Challenge:
What do the lines from the one containing "Give me a plain-text" through the end of the entries say? Quote them exactly, and only them.

═══ Working data ═══

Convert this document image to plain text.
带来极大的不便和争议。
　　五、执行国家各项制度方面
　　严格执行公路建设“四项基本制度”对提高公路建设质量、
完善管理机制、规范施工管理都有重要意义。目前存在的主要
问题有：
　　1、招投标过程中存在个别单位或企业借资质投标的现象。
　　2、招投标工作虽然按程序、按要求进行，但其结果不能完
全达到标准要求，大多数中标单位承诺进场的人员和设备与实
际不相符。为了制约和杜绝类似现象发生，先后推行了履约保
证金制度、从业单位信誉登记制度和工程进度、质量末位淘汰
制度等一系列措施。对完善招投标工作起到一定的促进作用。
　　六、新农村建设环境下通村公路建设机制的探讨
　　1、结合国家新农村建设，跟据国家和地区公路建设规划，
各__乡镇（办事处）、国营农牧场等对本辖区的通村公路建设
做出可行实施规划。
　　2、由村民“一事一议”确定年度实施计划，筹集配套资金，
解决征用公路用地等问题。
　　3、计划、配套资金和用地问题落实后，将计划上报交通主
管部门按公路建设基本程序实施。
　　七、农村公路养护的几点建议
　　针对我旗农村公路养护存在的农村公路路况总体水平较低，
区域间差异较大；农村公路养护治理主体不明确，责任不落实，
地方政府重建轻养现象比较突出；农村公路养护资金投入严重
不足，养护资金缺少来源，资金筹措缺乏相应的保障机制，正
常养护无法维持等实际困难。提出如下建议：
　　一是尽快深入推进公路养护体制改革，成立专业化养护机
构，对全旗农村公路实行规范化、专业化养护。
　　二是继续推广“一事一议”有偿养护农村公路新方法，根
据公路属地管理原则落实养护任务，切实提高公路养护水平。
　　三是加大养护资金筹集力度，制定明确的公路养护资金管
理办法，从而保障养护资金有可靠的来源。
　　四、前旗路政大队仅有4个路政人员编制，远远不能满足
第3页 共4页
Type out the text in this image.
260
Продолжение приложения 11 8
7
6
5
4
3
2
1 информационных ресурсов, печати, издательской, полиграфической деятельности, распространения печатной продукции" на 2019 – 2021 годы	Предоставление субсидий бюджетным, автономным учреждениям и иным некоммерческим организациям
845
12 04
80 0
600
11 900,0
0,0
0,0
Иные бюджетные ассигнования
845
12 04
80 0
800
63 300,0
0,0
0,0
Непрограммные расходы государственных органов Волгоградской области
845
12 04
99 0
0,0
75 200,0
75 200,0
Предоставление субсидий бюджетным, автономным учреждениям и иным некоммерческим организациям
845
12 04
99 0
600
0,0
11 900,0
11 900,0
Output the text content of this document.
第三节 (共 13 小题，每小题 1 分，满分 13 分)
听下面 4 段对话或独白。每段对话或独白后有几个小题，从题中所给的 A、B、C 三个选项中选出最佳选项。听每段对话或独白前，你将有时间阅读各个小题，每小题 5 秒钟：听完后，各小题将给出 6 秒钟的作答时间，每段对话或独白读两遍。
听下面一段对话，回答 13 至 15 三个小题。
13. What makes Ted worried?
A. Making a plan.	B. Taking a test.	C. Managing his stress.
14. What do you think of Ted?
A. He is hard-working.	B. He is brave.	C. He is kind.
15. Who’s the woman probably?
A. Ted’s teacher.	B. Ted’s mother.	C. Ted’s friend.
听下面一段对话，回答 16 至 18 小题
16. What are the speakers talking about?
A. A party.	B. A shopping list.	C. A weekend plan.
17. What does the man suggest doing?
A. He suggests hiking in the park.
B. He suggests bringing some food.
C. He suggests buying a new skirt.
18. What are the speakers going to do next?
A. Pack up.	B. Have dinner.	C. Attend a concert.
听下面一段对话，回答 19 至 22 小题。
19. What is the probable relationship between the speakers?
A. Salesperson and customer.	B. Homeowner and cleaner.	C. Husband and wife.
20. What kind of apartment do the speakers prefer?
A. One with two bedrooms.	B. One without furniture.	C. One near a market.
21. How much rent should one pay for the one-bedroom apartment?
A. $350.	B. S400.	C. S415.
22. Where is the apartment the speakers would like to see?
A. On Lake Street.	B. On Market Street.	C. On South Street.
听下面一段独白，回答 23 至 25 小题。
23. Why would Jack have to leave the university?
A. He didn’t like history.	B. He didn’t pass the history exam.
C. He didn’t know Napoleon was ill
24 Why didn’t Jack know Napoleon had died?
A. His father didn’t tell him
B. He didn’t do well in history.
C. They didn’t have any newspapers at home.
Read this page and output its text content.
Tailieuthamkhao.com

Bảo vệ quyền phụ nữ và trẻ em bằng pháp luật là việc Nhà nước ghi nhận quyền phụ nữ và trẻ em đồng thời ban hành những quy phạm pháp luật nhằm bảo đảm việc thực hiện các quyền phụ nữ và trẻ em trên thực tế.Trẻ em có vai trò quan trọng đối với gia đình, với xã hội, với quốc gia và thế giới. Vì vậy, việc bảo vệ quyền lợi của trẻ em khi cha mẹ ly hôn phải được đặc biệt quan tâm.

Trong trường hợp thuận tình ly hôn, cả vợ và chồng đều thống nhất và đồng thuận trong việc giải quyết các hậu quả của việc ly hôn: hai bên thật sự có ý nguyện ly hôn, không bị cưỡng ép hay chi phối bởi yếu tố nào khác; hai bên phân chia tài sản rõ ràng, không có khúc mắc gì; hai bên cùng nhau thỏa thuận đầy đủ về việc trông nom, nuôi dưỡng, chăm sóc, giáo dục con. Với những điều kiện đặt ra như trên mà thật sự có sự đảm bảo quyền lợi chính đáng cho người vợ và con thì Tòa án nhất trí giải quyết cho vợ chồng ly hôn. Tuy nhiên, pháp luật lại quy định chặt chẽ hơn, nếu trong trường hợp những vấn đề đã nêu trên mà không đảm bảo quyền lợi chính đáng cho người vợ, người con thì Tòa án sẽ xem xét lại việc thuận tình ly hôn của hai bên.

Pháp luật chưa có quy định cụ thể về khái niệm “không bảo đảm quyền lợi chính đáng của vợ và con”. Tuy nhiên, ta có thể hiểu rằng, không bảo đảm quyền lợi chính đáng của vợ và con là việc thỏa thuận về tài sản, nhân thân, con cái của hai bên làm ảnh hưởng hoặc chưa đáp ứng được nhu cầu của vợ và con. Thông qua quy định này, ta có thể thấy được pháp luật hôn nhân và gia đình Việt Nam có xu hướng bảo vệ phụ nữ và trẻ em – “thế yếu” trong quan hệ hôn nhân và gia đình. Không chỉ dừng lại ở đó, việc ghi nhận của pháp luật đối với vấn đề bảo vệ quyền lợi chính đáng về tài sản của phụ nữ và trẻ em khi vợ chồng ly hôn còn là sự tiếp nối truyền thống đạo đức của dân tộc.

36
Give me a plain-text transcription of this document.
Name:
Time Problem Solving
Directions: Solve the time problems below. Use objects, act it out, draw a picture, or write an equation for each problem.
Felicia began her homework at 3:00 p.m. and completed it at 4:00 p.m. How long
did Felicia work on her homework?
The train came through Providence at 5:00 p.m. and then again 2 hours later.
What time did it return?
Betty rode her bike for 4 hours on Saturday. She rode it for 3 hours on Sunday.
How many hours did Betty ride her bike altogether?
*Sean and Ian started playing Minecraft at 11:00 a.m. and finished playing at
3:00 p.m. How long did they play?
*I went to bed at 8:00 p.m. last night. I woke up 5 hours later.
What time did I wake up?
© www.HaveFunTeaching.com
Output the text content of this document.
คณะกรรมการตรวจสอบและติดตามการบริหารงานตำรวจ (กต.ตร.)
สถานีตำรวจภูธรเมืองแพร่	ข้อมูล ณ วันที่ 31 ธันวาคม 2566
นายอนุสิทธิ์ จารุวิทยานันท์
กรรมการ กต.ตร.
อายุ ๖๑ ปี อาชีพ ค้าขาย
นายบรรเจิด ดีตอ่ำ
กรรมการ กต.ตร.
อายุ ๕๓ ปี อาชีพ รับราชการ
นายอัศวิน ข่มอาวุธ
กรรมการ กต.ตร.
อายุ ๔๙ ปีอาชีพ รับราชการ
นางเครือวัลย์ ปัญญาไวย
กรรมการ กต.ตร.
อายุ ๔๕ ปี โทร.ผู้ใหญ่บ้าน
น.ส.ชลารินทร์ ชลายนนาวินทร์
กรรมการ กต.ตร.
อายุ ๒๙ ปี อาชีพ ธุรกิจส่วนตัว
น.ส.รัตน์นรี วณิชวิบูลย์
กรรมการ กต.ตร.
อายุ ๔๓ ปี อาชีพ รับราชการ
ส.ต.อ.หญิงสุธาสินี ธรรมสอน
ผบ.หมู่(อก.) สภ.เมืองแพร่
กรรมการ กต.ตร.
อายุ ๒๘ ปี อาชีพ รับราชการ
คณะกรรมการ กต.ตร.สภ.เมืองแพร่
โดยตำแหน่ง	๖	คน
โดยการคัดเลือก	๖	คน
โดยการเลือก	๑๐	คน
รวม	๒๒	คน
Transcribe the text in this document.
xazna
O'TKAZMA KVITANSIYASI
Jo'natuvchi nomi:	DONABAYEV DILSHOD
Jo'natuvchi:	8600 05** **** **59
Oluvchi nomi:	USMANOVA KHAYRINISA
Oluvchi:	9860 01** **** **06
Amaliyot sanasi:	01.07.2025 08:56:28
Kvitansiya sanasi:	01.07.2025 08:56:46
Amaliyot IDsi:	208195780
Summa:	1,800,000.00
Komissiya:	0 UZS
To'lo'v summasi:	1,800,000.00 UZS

═══

Written solution:
Give me a plain-text transcription of this document.
Name:
Time Problem Solving
Directions: Solve the time problems below. Use objects, act it out, draw a picture, or write an equation for each problem.
Felicia began her homework at 3:00 p.m. and completed it at 4:00 p.m. How long
did Felicia work on her homework?
The train came through Providence at 5:00 p.m. and then again 2 hours later.
What time did it return?
Betty rode her bike for 4 hours on Saturday. She rode it for 3 hours on Sunday.
How many hours did Betty ride her bike altogether?
*Sean and Ian started playing Minecraft at 11:00 a.m. and finished playing at
3:00 p.m. How long did they play?
*I went to bed at 8:00 p.m. last night. I woke up 5 hours later.
What time did I wake up?
© www.HaveFunTeaching.com
Output the text content of this document.
คณะกรรมการตรวจสอบและติดตามการบริหารงานตำรวจ (กต.ตร.)
สถานีตำรวจภูธรเมืองแพร่	ข้อมูล ณ วันที่ 31 ธันวาคม 2566
นายอนุสิทธิ์ จารุวิทยานันท์
กรรมการ กต.ตร.
อายุ ๖๑ ปี อาชีพ ค้าขาย
นายบรรเจิด ดีตอ่ำ
กรรมการ กต.ตร.
อายุ ๕๓ ปี อาชีพ รับราชการ
นายอัศวิน ข่มอาวุธ
กรรมการ กต.ตร.
อายุ ๔๙ ปีอาชีพ รับราชการ
นางเครือวัลย์ ปัญญาไวย
กรรมการ กต.ตร.
อายุ ๔๕ ปี โทร.ผู้ใหญ่บ้าน
น.ส.ชลารินทร์ ชลายนนาวินทร์
กรรมการ กต.ตร.
อายุ ๒๙ ปี อาชีพ ธุรกิจส่วนตัว
น.ส.รัตน์นรี วณิชวิบูลย์
กรรมการ กต.ตร.
อายุ ๔๓ ปี อาชีพ รับราชการ
ส.ต.อ.หญิงสุธาสินี ธรรมสอน
ผบ.หมู่(อก.) สภ.เมืองแพร่
กรรมการ กต.ตร.
อายุ ๒๘ ปี อาชีพ รับราชการ
คณะกรรมการ กต.ตร.สภ.เมืองแพร่
โดยตำแหน่ง	๖	คน
โดยการคัดเลือก	๖	คน
โดยการเลือก	๑๐	คน
รวม	๒๒	คน
Transcribe the text in this document.
xazna
O'TKAZMA KVITANSIYASI
Jo'natuvchi nomi:	DONABAYEV DILSHOD
Jo'natuvchi:	8600 05** **** **59
Oluvchi nomi:	USMANOVA KHAYRINISA
Oluvchi:	9860 01** **** **06
Amaliyot sanasi:	01.07.2025 08:56:28
Kvitansiya sanasi:	01.07.2025 08:56:46
Amaliyot IDsi:	208195780
Summa:	1,800,000.00
Komissiya:	0 UZS
To'lo'v summasi:	1,800,000.00 UZS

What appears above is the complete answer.